Job — Could you return, word for word, the lines from the one containing "Patent image size: (1052, 709)." through the one containing "The wheel well 112 is at (517, 403).", with both of those lines included?

[Stored data entries]
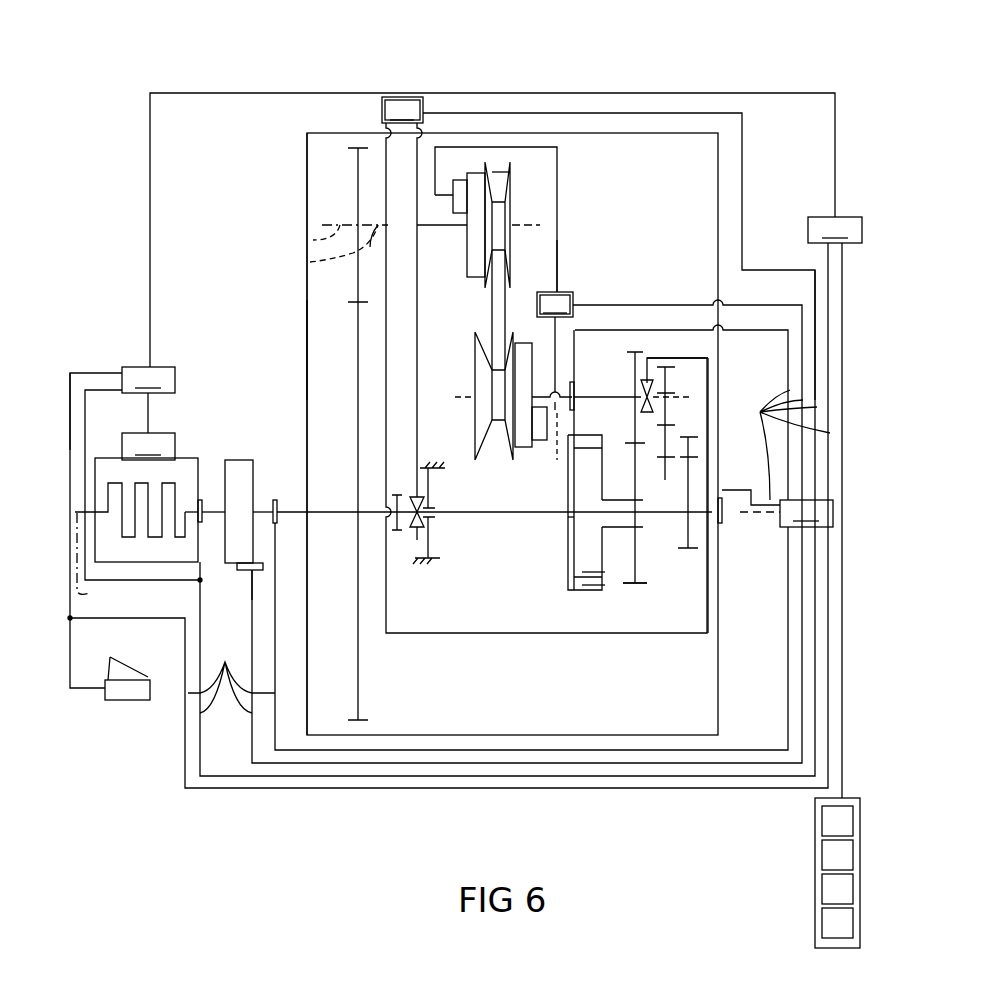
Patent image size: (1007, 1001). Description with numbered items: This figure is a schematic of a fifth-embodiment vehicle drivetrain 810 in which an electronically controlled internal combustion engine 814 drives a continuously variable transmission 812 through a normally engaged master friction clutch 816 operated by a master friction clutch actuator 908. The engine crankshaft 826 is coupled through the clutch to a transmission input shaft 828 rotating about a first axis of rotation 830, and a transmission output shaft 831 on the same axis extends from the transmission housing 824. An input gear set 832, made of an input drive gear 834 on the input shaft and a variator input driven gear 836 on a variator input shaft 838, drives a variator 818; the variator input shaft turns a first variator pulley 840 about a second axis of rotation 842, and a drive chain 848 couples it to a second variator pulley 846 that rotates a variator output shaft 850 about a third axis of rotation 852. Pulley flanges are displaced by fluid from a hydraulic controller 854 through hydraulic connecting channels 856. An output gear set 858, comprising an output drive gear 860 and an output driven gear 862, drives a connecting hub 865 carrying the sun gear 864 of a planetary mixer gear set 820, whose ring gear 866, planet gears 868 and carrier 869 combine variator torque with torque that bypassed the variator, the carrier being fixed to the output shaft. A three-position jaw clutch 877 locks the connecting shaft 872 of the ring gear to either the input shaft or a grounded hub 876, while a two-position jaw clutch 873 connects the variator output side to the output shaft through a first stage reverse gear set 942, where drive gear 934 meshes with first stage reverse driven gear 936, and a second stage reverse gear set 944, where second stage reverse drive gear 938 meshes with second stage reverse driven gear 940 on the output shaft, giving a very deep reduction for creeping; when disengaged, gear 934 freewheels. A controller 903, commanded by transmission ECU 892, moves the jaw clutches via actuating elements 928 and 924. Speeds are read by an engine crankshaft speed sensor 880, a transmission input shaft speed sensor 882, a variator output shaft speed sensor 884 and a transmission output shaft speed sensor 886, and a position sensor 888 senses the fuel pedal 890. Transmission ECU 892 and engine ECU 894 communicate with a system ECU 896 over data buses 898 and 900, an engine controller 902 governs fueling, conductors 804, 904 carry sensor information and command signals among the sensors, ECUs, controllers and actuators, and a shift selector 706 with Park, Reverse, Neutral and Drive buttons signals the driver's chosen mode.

The vehicle drivetrain 810 is at (604, 70).
The data bus 900 is at (762, 95).
The controller 903 is at (507, 436).
The transmission housing 824 is at (307, 186).
The continuously variable transmission 812 is at (296, 163).
The input drive gear 834 is at (307, 345).
The variator input driven gear 836 is at (355, 277).
The input gear set 832 is at (342, 138).
The second axis of rotation 842 is at (322, 230).
The variator input shaft 838 is at (322, 265).
The first variator pulley 840 is at (512, 180).
The hydraulic connecting channels 856 is at (524, 242).
The variator 818 is at (555, 250).
The drive chain 848 is at (485, 312).
The hydraulic controller 854 is at (527, 527).
The first stage reverse gear set 942 is at (643, 322).
The system ECU 896 is at (466, 507).
The data bus 898 is at (812, 268).
The engine ECU 894 is at (135, 493).
The conductors 804 is at (71, 385).
The engine controller 902 is at (148, 446).
The internal combustion engine 814 is at (113, 448).
The engine crankshaft 826 is at (193, 490).
The engine crankshaft speed sensor 880 is at (201, 498).
The master friction clutch 816 is at (243, 458).
The transmission input shaft speed sensor 882 is at (275, 498).
The transmission input shaft 828 is at (328, 515).
The master friction clutch actuator 908 is at (240, 572).
The first axis of rotation 830 is at (95, 598).
The position sensor 888 is at (115, 700).
The fuel pedal 890 is at (140, 677).
The conductors 904 is at (509, 551).
The actuating element 924 is at (470, 633).
The actuating element 928 is at (413, 400).
The connecting shaft 872 is at (445, 508).
The grounded hub 876 is at (430, 525).
The three-position jaw clutch 877 is at (413, 530).
The second variator pulley 846 is at (472, 450).
The variator output shaft 850 is at (545, 448).
The third axis of rotation 852 is at (462, 390).
The variator output shaft speed sensor 884 is at (585, 395).
The output drive gear 860 is at (633, 365).
The output driven gear 862 is at (630, 455).
The jaw clutch 873 is at (650, 356).
The first stage reverse drive gear 934 is at (670, 383).
The first stage reverse driven gear 936 is at (668, 430).
The second stage reverse drive gear 938 is at (692, 450).
The connecting hub 865 is at (620, 500).
The ring gear 866 is at (568, 523).
The sun gear 864 is at (583, 555).
The carrier 869 is at (583, 580).
The planet gears 868 is at (600, 585).
The output gear set 858 is at (650, 595).
The planetary mixer gear set 820 is at (568, 603).
The transmission output shaft 831 is at (715, 485).
The transmission ECU 892 is at (786, 513).
The transmission output shaft speed sensor 886 is at (722, 525).
The second stage reverse driven gear 940 is at (690, 540).
The second stage reverse gear set 944 is at (690, 560).
The shift selector 706 is at (815, 866).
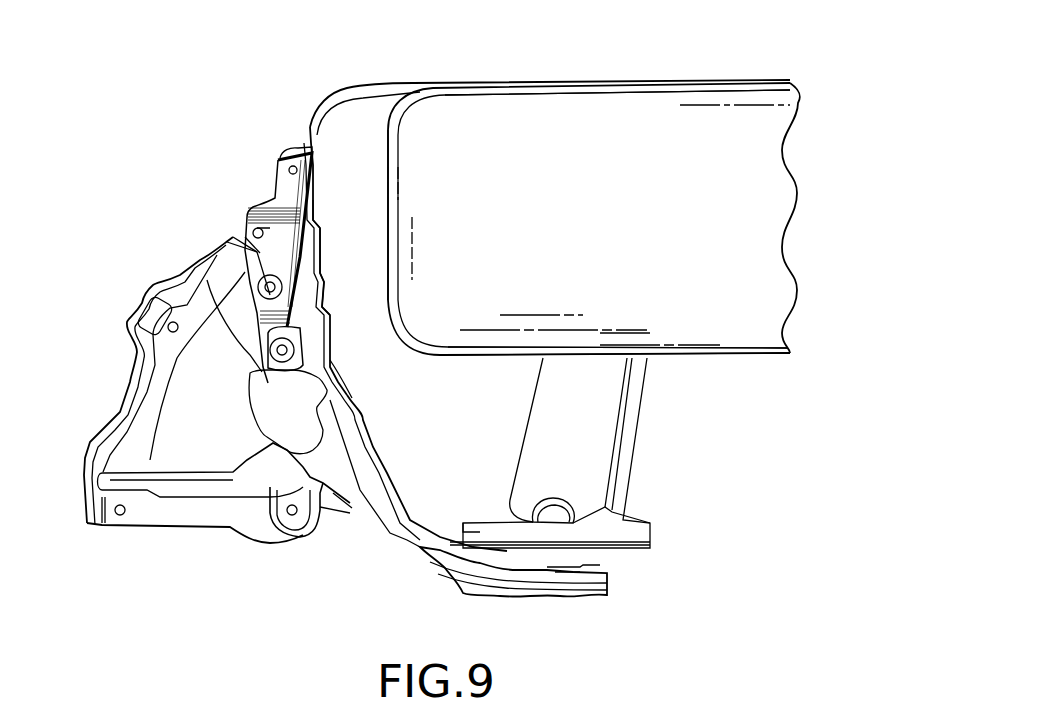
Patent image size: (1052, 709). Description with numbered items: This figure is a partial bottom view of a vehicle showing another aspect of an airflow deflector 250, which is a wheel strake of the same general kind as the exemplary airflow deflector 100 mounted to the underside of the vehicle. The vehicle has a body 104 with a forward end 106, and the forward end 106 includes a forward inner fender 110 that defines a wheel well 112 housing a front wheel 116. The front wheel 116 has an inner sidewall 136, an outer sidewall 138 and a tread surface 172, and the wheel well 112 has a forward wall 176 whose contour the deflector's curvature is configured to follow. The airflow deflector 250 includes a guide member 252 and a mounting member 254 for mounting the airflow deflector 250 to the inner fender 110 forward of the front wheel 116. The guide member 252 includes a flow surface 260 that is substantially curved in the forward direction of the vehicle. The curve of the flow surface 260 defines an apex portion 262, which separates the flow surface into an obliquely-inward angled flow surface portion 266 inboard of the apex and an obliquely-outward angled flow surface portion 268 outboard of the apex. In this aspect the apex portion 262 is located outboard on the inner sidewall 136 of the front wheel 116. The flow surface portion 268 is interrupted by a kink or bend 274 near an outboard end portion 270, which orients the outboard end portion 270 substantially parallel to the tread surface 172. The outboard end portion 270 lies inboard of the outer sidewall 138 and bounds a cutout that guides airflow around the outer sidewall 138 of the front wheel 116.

The airflow deflector 100 is at (183, 205).
The body 104 is at (392, 562).
The forward end 106 is at (93, 522).
The forward inner fender 110 is at (503, 450).
The wheel well 112 is at (517, 403).
The front wheel 116 is at (657, 107).
The inner sidewall 136 is at (687, 360).
The outer sidewall 138 is at (607, 87).
The tread surface 172 is at (388, 202).
The forward wall 176 is at (360, 435).
The airflow deflector 250 is at (241, 168).
The guide member 252 is at (267, 358).
The mounting member 254 is at (242, 230).
The flow surface 260 is at (300, 233).
The apex portion 262 is at (325, 296).
The flow surface portion 266 is at (310, 343).
The flow surface portion 268 is at (308, 223).
The outboard end portion 270 is at (308, 150).
The bend 274 is at (313, 185).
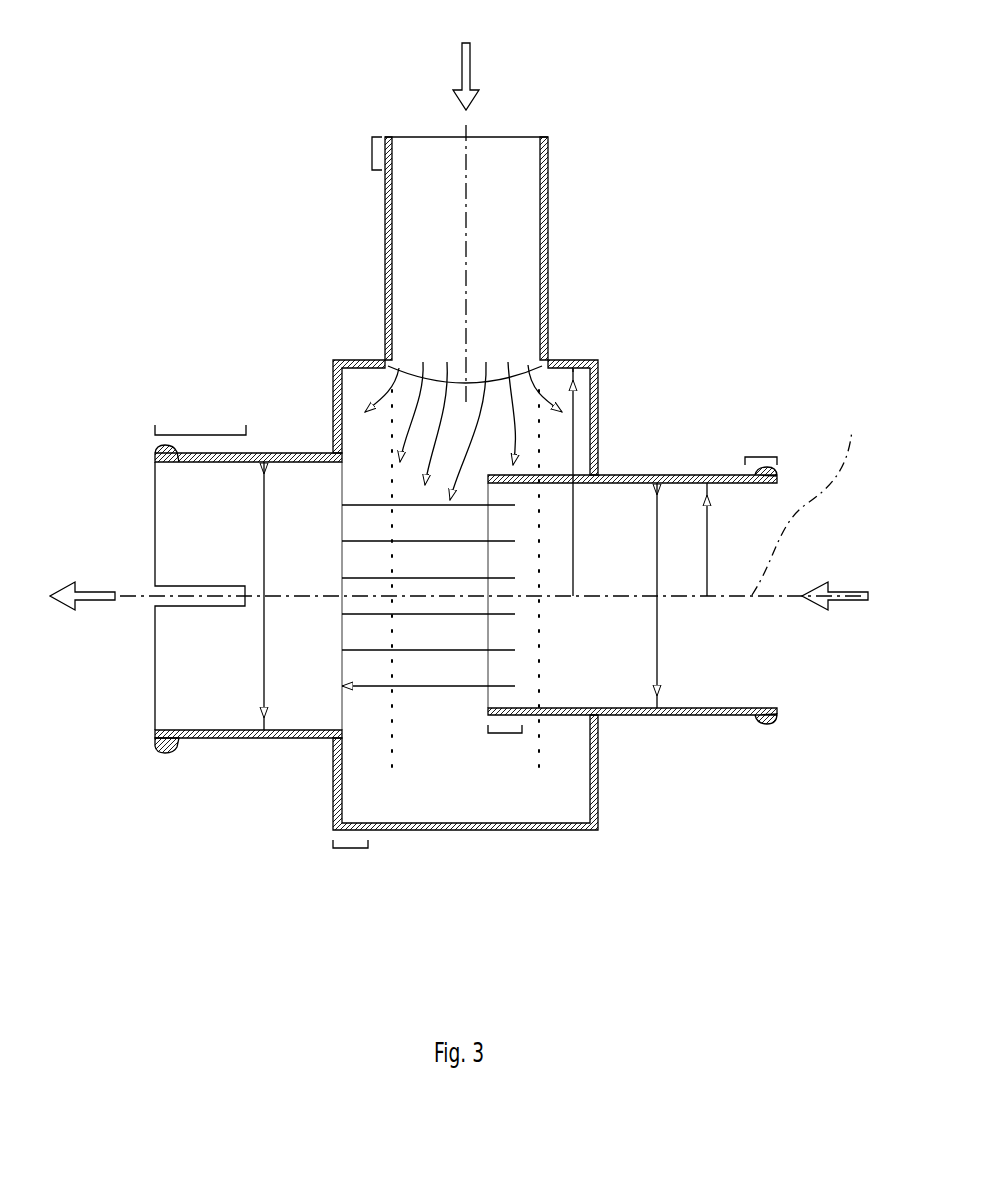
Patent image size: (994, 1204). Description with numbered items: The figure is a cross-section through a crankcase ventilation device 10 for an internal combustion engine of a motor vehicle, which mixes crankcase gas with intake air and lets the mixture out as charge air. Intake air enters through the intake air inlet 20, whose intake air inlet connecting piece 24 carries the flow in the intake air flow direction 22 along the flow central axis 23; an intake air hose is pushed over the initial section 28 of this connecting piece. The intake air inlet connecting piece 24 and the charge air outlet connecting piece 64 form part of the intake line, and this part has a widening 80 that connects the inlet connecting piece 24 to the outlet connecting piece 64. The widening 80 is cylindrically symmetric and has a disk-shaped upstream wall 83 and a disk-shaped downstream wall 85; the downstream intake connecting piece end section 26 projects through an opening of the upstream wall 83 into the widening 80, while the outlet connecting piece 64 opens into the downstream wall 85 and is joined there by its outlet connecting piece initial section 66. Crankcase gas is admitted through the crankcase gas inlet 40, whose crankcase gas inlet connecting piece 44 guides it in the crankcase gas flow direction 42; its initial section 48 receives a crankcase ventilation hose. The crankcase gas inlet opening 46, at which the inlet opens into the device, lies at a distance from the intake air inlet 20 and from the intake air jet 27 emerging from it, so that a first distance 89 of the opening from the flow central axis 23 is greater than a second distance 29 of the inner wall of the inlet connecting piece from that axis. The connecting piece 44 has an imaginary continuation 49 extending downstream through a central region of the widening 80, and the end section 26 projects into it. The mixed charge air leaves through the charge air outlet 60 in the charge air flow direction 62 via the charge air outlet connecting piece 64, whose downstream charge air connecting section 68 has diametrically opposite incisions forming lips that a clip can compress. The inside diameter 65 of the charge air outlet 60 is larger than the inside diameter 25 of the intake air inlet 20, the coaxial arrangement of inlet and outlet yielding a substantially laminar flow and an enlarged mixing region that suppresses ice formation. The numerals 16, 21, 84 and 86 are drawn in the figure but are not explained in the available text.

The crankcase ventilation device 10 is at (630, 157).
The housing 16 is at (688, 264).
The intake air inlet 20 is at (783, 663).
The inlet pipe upper wall 21 is at (683, 475).
The intake air flow direction 22 is at (847, 590).
The flow central axis 23 is at (815, 494).
The intake air inlet connecting piece 24 is at (697, 718).
The inside diameter of the intake air inlet 25 is at (657, 635).
The intake connecting piece end section 26 is at (505, 733).
The intake air jet 27 is at (320, 677).
The initial section 28 is at (766, 457).
The second distance 29 is at (707, 537).
The crankcase gas inlet 40 is at (418, 120).
The crankcase gas flow direction 42 is at (470, 65).
The crankcase gas inlet connecting piece 44 is at (383, 248).
The crankcase gas inlet opening 46 is at (401, 372).
The initial section 48 is at (372, 153).
The imaginary continuation 49 is at (392, 752).
The charge air outlet 60 is at (148, 663).
The charge air flow direction 62 is at (92, 590).
The charge air outlet connecting piece 64 is at (165, 745).
The inside diameter of the charge air outlet 65 is at (264, 662).
The outlet connecting piece initial section 66 is at (312, 740).
The charge air connecting section 68 is at (200, 435).
The widening 80 is at (466, 832).
The upstream wall 83 is at (598, 417).
The flow along wall 84 is at (566, 362).
The downstream wall 85 is at (333, 407).
The housing corner region 86 is at (351, 848).
The first distance 89 is at (573, 537).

Result of this exercise —
Patent image size: (1052, 709). Description with numbered items: This figure is a partial bottom view of a vehicle showing another aspect of an airflow deflector 250, which is a wheel strake of the same general kind as the exemplary airflow deflector 100 mounted to the underside of the vehicle. The vehicle has a body 104 with a forward end 106, and the forward end 106 includes a forward inner fender 110 that defines a wheel well 112 housing a front wheel 116. The front wheel 116 has an inner sidewall 136, an outer sidewall 138 and a tread surface 172, and the wheel well 112 has a forward wall 176 whose contour the deflector's curvature is configured to follow. The airflow deflector 250 includes a guide member 252 and a mounting member 254 for mounting the airflow deflector 250 to the inner fender 110 forward of the front wheel 116. The guide member 252 includes a flow surface 260 that is substantially curved in the forward direction of the vehicle. The curve of the flow surface 260 defines an apex portion 262, which separates the flow surface into an obliquely-inward angled flow surface portion 266 inboard of the apex and an obliquely-outward angled flow surface portion 268 outboard of the apex. In this aspect the apex portion 262 is located outboard on the inner sidewall 136 of the front wheel 116. The flow surface portion 268 is interrupted by a kink or bend 274 near an outboard end portion 270, which orients the outboard end portion 270 substantially parallel to the tread surface 172. The outboard end portion 270 lies inboard of the outer sidewall 138 and bounds a cutout that guides airflow around the outer sidewall 138 of the front wheel 116.

The airflow deflector 100 is at (183, 205).
The body 104 is at (392, 562).
The forward end 106 is at (93, 522).
The forward inner fender 110 is at (503, 450).
The wheel well 112 is at (517, 403).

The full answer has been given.